* Exercise details
Show every line containing "View" by copying it.

* Records shown
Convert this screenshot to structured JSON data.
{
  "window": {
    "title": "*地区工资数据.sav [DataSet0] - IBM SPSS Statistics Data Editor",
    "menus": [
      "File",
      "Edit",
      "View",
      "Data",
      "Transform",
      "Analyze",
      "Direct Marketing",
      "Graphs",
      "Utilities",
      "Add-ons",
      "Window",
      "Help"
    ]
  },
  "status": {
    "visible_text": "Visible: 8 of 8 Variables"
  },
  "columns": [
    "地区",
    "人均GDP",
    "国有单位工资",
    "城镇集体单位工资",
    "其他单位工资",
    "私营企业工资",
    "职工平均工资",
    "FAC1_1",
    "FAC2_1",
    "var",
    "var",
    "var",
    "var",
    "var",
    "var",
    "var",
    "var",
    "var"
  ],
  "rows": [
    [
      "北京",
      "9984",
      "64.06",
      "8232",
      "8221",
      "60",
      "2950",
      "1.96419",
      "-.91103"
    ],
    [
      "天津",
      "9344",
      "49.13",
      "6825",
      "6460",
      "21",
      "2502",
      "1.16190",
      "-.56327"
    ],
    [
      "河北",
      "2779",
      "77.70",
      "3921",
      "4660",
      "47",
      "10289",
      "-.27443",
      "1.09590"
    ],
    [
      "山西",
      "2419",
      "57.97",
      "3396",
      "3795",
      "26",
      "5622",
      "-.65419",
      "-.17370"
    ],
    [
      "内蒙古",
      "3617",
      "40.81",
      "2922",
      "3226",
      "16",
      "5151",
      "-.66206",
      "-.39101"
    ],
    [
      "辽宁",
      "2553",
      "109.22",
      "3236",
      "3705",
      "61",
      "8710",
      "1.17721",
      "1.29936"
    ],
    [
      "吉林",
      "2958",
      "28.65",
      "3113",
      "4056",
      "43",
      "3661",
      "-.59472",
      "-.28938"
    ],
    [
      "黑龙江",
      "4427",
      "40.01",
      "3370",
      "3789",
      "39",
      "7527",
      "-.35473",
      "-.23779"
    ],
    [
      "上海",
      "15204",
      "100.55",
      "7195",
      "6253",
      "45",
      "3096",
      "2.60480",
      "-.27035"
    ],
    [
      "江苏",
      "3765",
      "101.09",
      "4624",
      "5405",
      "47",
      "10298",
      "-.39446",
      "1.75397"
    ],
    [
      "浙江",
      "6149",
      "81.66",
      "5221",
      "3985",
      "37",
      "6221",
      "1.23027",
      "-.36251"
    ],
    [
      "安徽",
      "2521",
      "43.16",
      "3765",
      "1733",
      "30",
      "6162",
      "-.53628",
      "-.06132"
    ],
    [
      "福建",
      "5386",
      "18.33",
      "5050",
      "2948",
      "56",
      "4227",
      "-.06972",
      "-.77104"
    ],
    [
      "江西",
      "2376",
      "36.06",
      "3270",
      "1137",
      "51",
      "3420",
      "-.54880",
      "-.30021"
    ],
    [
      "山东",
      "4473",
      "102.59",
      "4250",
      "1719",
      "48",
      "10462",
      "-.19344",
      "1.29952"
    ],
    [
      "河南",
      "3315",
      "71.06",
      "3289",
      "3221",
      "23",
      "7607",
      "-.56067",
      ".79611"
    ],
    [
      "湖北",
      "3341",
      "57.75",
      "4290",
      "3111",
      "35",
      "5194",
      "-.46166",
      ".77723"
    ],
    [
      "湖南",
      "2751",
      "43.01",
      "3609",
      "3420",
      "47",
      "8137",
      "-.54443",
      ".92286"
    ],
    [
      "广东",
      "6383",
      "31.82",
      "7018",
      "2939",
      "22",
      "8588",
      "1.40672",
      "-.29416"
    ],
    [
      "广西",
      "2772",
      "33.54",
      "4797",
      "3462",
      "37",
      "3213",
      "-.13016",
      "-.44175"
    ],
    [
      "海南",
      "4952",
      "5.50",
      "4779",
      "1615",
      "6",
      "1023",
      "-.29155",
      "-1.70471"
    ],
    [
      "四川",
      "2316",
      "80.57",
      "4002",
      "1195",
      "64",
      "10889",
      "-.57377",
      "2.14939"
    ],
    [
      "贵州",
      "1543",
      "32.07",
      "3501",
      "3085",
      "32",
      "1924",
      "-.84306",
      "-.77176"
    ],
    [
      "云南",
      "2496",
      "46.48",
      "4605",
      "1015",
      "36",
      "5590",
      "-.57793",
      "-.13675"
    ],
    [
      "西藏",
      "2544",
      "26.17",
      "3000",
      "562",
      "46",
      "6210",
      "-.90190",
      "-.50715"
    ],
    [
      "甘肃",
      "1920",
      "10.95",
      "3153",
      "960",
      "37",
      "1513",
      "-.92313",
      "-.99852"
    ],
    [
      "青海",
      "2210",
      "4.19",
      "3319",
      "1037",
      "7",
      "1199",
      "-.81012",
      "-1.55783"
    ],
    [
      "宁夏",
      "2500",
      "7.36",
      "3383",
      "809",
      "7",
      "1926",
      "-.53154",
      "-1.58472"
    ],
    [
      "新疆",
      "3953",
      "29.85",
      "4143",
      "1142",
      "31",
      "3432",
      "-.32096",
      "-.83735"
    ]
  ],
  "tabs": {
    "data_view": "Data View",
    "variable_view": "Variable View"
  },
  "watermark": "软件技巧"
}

* Correct result
      "View",
    "data_view": "Data View",
    "variable_view": "Variable View"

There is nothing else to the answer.